* Selected excerpt *
HIGH 7.5

CVE-2026-49494: Xcitium and Comodo Firewall Integer Underflow DoS Vulnerability

A flaw in the firewall driver used by Xcitium Client Security and Comodo Internet Security allows attackers to remotely crash a computer by sending a specially crafted network packet. The vulnerability exists because the firewall driver incorrectly handles IPv6 packets when the declared payload size is smaller than the actual data it contains. This causes an integer underflow—a calculation error where a number wraps around to an extremely large value—which then causes the system to attempt to read memory far beyond safe boundaries and ultimately crash with a blue screen of death. The attack requires no authentication and can succeed even on fully firewalled systems.

Source data · NVD / CISA · public domain

CVSS
3.1 · 7.5 HIGH · CVSS:3.1/AV:N/AC:L/PR:N/UI:N/S:U/C:N/I:N/A:H
Weaknesses (CWE)
CWE-191
Affected products
0 configuration(s)
Published / Modified
2026-06-07 / 2026-06-23

NVD description (verbatim)

Xcitium Client Security (XCS) before 13.8.2.10019 and Comodo Internet Security (CIS) through 12.3.4.8162 (fix expected by 2026 Q3) contain an integer underflow vulnerability in the firewall driver Inspect.sys that allows remote unauthenticated attackers to crash the system by sending a crafted IPv6 packet with a declared payload length smaller than the sum of its extension-header lengths. The unsigned 64-bit payload-length value underflows to a near-maximal integer, triggering an out-of-bounds read and oversized memcpy in the Windows kernel at DISPATCH_LEVEL, resulting in a blue screen of death even on hosts with all ports blocked.

4 reference(s) · View on NVD →

SEC.co analysis · AI-assisted, reviewed against source

Technical summary

The vulnerability resides in Inspect.sys, the kernel-mode firewall driver component of Xcitium Client Security and Comodo Internet Security. When processing IPv6 packets, the driver fails to properly validate the relationship between the declared payload length and the sum of extension-header lengths. An attacker can craft a malicious IPv6 packet where the payload_length field is set to a value smaller than the cumulative size of extension headers. Because the driver uses unsigned 64-bit integer arithmetic without proper bounds checking, subtracting the extension-header lengths from the undersized payload_length causes an integer underflow, resulting in a near-maximal unsigned integer. This corrupted length value is then passed to a memcpy operation executing at DISPATCH_LEVEL in the Windows kernel, triggering an out-of-bounds memory read and copy that crashes the system.

Business impact

Organizations relying on Xcitium Client Security or Comodo Internet Security for endpoint protection face a denial-of-service risk that is difficult to mitigate through network segmentation alone, since the attack works against fully firewalled hosts. An attacker with Internet-facing targets can remotely crash protected endpoints, disrupting operations, causing data loss during unsaved work, and potentially triggering incident response overhead. In environments where these products are deployed at scale, a coordinated attack could affect multiple machines simultaneously. The high severity score reflects the ease of exploitation (no authentication required, low attack complexity) combined with guaranteed availability impact.

Affected systems

Xcitium Client Security versions before 13.8.2.10019 are affected. Comodo Internet Security through version 12.3.4.8162 is also vulnerable, with fixes expected by 2026 Q3. Any endpoint running these products is at risk if it can receive traffic from the Internet or untrusted networks capable of delivering raw IPv6 packets.

* Records supplied *
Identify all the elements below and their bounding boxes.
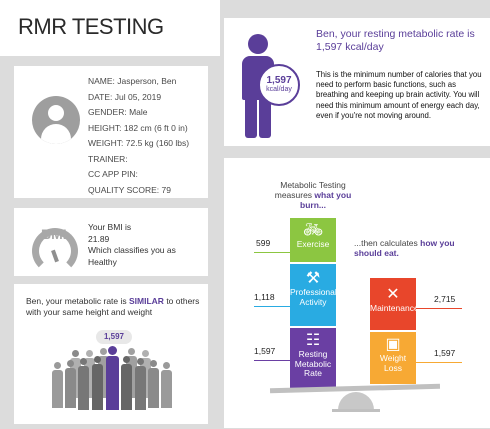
crowd-icon <box>52 346 172 412</box>
gauge-label: BMI <box>41 226 67 242</box>
resting-metabolic-connector <box>254 360 290 361</box>
bed-icon: ☷ <box>305 332 321 349</box>
metabolic-title: Metabolic Testing measures what you burn… <box>274 180 352 210</box>
calculates-strong: how you should eat. <box>354 238 455 258</box>
bmi-classification: Healthy <box>88 256 117 267</box>
weight-loss-value: 1,597 <box>434 348 456 358</box>
professional-activity-block: ⚒︎ Professional Activity <box>290 264 337 326</box>
exercise-label: Exercise <box>296 239 330 249</box>
weight-loss-label: Weight Loss <box>379 353 407 373</box>
resting-metabolic-value: 1,597 <box>254 346 276 356</box>
rmr-value: 1,597 <box>266 75 292 86</box>
metabolic-card: Metabolic Testing measures what you burn… <box>224 158 490 428</box>
header: RMR TESTING <box>0 0 220 56</box>
resting-metabolic-block: ☷ Resting Metabolic Rate <box>290 328 336 388</box>
professional-activity-value: 1,118 <box>254 292 275 302</box>
calculates-text: ...then calculates how you should eat. <box>354 238 455 258</box>
similar-card: Ben, your metabolic rate is SIMILAR to o… <box>14 284 208 424</box>
fork-knife-icon: ✕ <box>386 286 400 303</box>
gauge-icon: BMI <box>32 226 78 274</box>
profile-fields: NAME: Jasperson, Ben DATE: Jul 05, 2019 … <box>88 74 189 198</box>
rmr-value-badge: 1,597 kcal/day <box>258 64 300 106</box>
bmi-line3: Which classifies you as <box>88 245 176 255</box>
field-quality-score: QUALITY SCORE: 79 <box>88 184 171 195</box>
field-height: HEIGHT: 182 cm (6 ft 0 in) <box>88 122 188 133</box>
field-trainer: TRAINER: <box>88 153 128 164</box>
bmi-line1: Your BMI is <box>88 222 132 232</box>
exercise-block: 🚲︎ Exercise <box>290 218 336 262</box>
field-app-pin: CC APP PIN: <box>88 169 138 179</box>
bicycle-icon: 🚲︎ <box>302 222 324 239</box>
maintenance-value: 2,715 <box>434 294 456 304</box>
page-title: RMR TESTING <box>18 14 164 39</box>
rmr-description: This is the minimum number of calories t… <box>316 70 482 120</box>
metabolic-title-strong: what you burn... <box>300 190 352 210</box>
similar-value-bubble: 1,597 <box>96 330 132 344</box>
bmi-card: BMI Your BMI is 21.89 Which classifies y… <box>14 208 208 276</box>
weight-loss-connector <box>416 362 462 363</box>
scale-icon: ▣ <box>385 336 401 353</box>
hammer-icon: ⚒︎ <box>305 270 321 287</box>
professional-activity-connector <box>254 306 290 307</box>
maintenance-connector <box>416 308 462 309</box>
bmi-text: Your BMI is 21.89 Which classifies you a… <box>88 222 176 268</box>
field-weight: WEIGHT: 72.5 kg (160 lbs) <box>88 138 190 148</box>
balance-fulcrum-icon <box>338 392 374 410</box>
maintenance-label: Maintenance <box>370 303 419 313</box>
bmi-value: 21.89 <box>88 233 110 244</box>
profile-card: NAME: Jasperson, Ben DATE: Jul 05, 2019 … <box>14 66 208 198</box>
similar-text: Ben, your metabolic rate is SIMILAR to o… <box>26 296 200 317</box>
field-name: NAME: Jasperson, Ben <box>88 76 177 86</box>
field-gender: GENDER: Male <box>88 107 148 117</box>
professional-activity-label: Professional Activity <box>290 287 337 307</box>
rmr-title: Ben, your resting metabolic rate is 1,59… <box>316 28 475 53</box>
field-date: DATE: Jul 05, 2019 <box>88 91 162 102</box>
rmr-unit: kcal/day <box>266 86 292 93</box>
resting-metabolic-label: Resting Metabolic Rate <box>294 349 332 378</box>
exercise-connector <box>254 252 290 253</box>
balance-base <box>332 409 380 412</box>
weight-loss-block: ▣ Weight Loss <box>370 332 416 384</box>
maintenance-block: ✕ Maintenance <box>370 278 419 330</box>
similar-strong: SIMILAR <box>129 296 164 306</box>
rmr-card: 1,597 kcal/day Ben, your resting metabol… <box>224 18 490 146</box>
exercise-value: 599 <box>256 238 271 248</box>
avatar-icon <box>32 96 80 144</box>
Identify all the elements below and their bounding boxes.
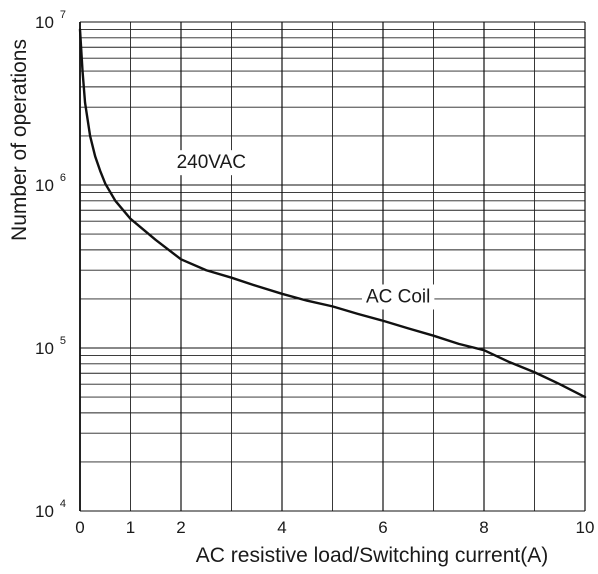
annotation-background <box>172 150 250 176</box>
y-tick-label: 10 7 <box>35 9 66 32</box>
y-tick-label: 10 6 <box>35 172 66 195</box>
y-tick-label: 10 5 <box>35 335 66 358</box>
x-tick-label: 4 <box>277 518 286 537</box>
series-line <box>78 28 587 399</box>
annotation-background <box>361 284 435 310</box>
x-axis-title: AC resistive load/Switching current(A) <box>196 544 548 567</box>
x-tick-label: 1 <box>126 518 135 537</box>
y-axis-title: Number of operations <box>8 39 31 241</box>
x-tick-label: 6 <box>378 518 387 537</box>
series-layer <box>78 28 587 399</box>
x-tick-label: 8 <box>479 518 488 537</box>
annotation-layer: 240VAC AC Coil <box>172 150 435 310</box>
major-grid <box>79 21 586 512</box>
annotation-label: AC Coil <box>366 286 430 307</box>
annotation-label: 240VAC <box>177 152 246 173</box>
x-tick-label: 0 <box>75 518 84 537</box>
x-tick-label: 10 <box>576 518 595 537</box>
y-tick-label: 10 4 <box>35 498 66 521</box>
minor-grid <box>80 22 585 511</box>
x-tick-label: 2 <box>176 518 185 537</box>
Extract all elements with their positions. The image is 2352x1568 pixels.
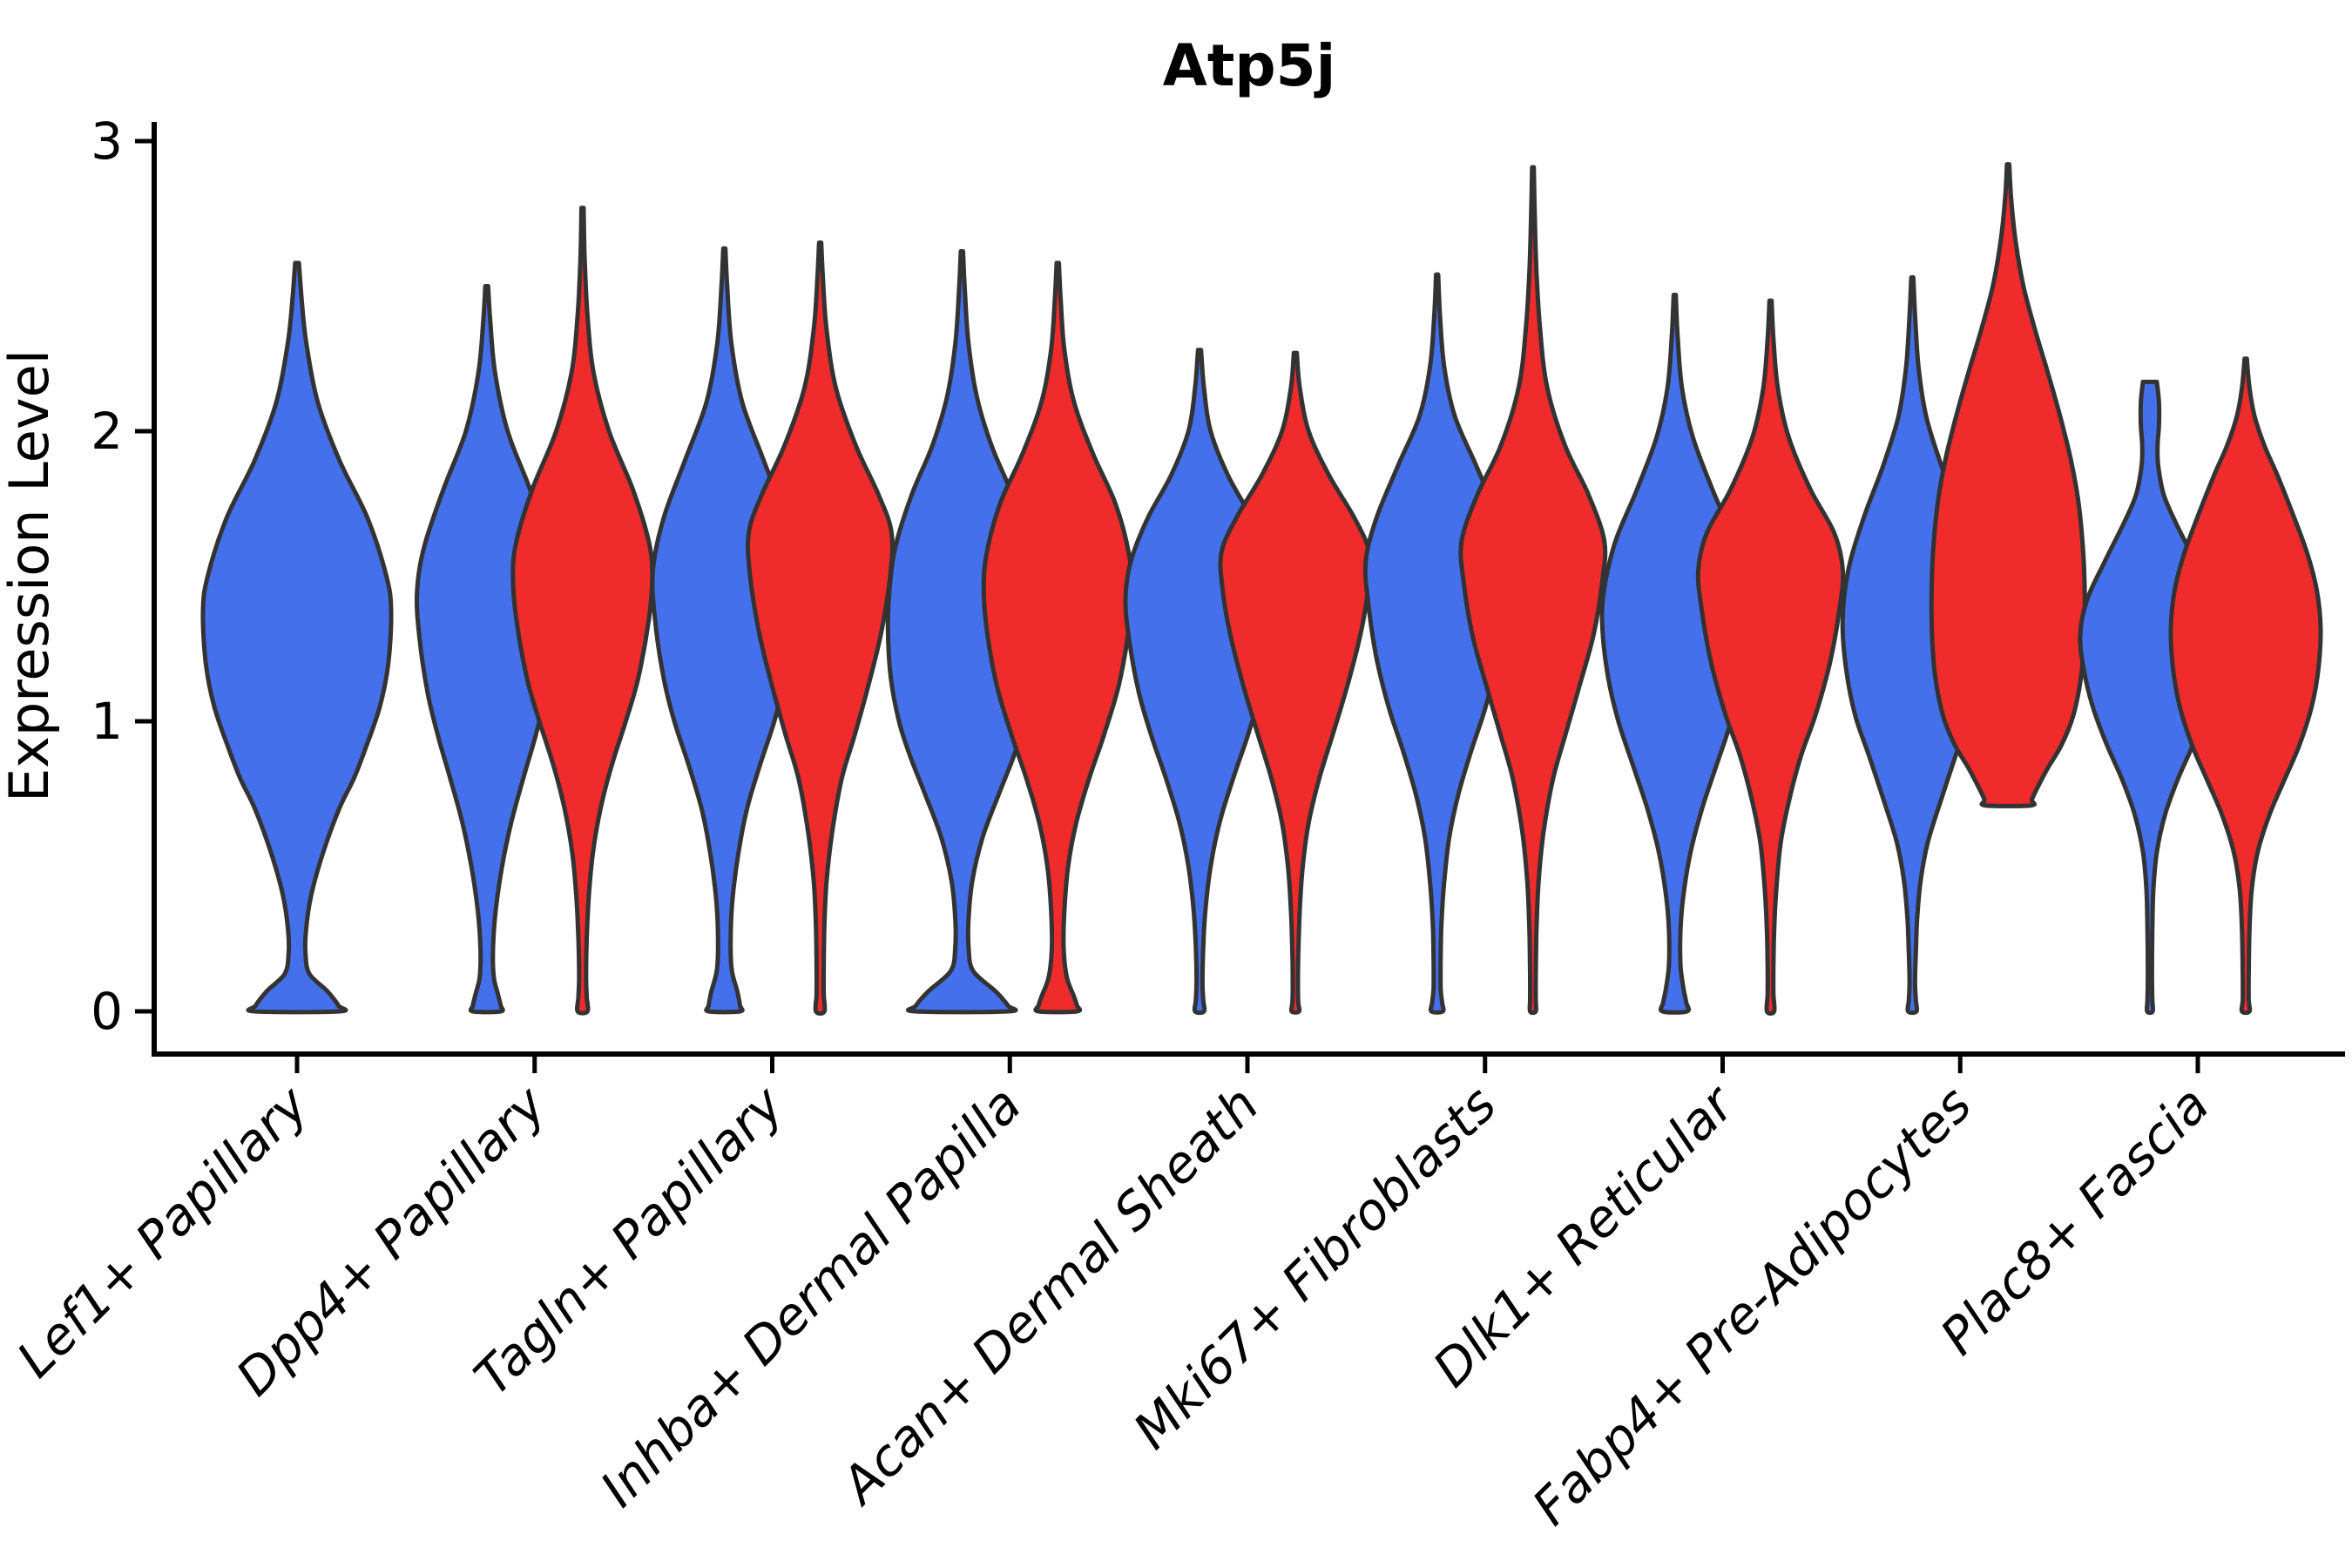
- x-tick-label-acan-dermal-sheath: Acan+ Dermal Sheath: [828, 1075, 1270, 1517]
- violin-fabp4-pre-adipocytes-red: [1929, 162, 2087, 808]
- y-axis-ticks: 0 1 2 3: [91, 112, 154, 1041]
- violin-mki67-fibroblasts-red: [1458, 165, 1608, 1016]
- y-tick-label-3: 3: [91, 112, 123, 171]
- violin-plac8-fascia-red: [2168, 356, 2323, 1016]
- violin-acan-dermal-sheath-red: [1218, 350, 1373, 1015]
- x-tick-label-inhba-dermal-papilla: Inhba+ Dermal Papilla: [589, 1075, 1032, 1518]
- violin-lef1-papillary-blue: [200, 260, 394, 1015]
- violin-dpp4-papillary-red: [510, 206, 655, 1016]
- violin-tagln-papillary-red: [746, 240, 895, 1016]
- violin-dlk1-reticular-red: [1695, 298, 1846, 1016]
- x-tick-label-fabp4-pre-adipocytes: Fabp4+ Pre-Adipocytes: [1521, 1075, 1983, 1537]
- violins-layer: [200, 162, 2323, 1016]
- y-tick-label-2: 2: [91, 402, 123, 461]
- violin-inhba-dermal-papilla-red: [981, 260, 1134, 1015]
- y-tick-label-1: 1: [91, 692, 123, 751]
- y-tick-label-0: 0: [91, 982, 123, 1041]
- y-axis-label: Expression Level: [0, 349, 61, 802]
- chart-title: Atp5j: [1163, 32, 1335, 99]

* Exercise objective *
In the firewall vulnerability write-up above, write out everything from "Organizations relying on" down to "guaranteed availability impact.", word for word.

* Expected answer *
Organizations relying on Xcitium Client Security or Comodo Internet Security for endpoint protection face a denial-of-service risk that is difficult to mitigate through network segmentation alone, since the attack works against fully firewalled hosts. An attacker with Internet-facing targets can remotely crash protected endpoints, disrupting operations, causing data loss during unsaved work, and potentially triggering incident response overhead. In environments where these products are deployed at scale, a coordinated attack could affect multiple machines simultaneously. The high severity score reflects the ease of exploitation (no authentication required, low attack complexity) combined with guaranteed availability impact.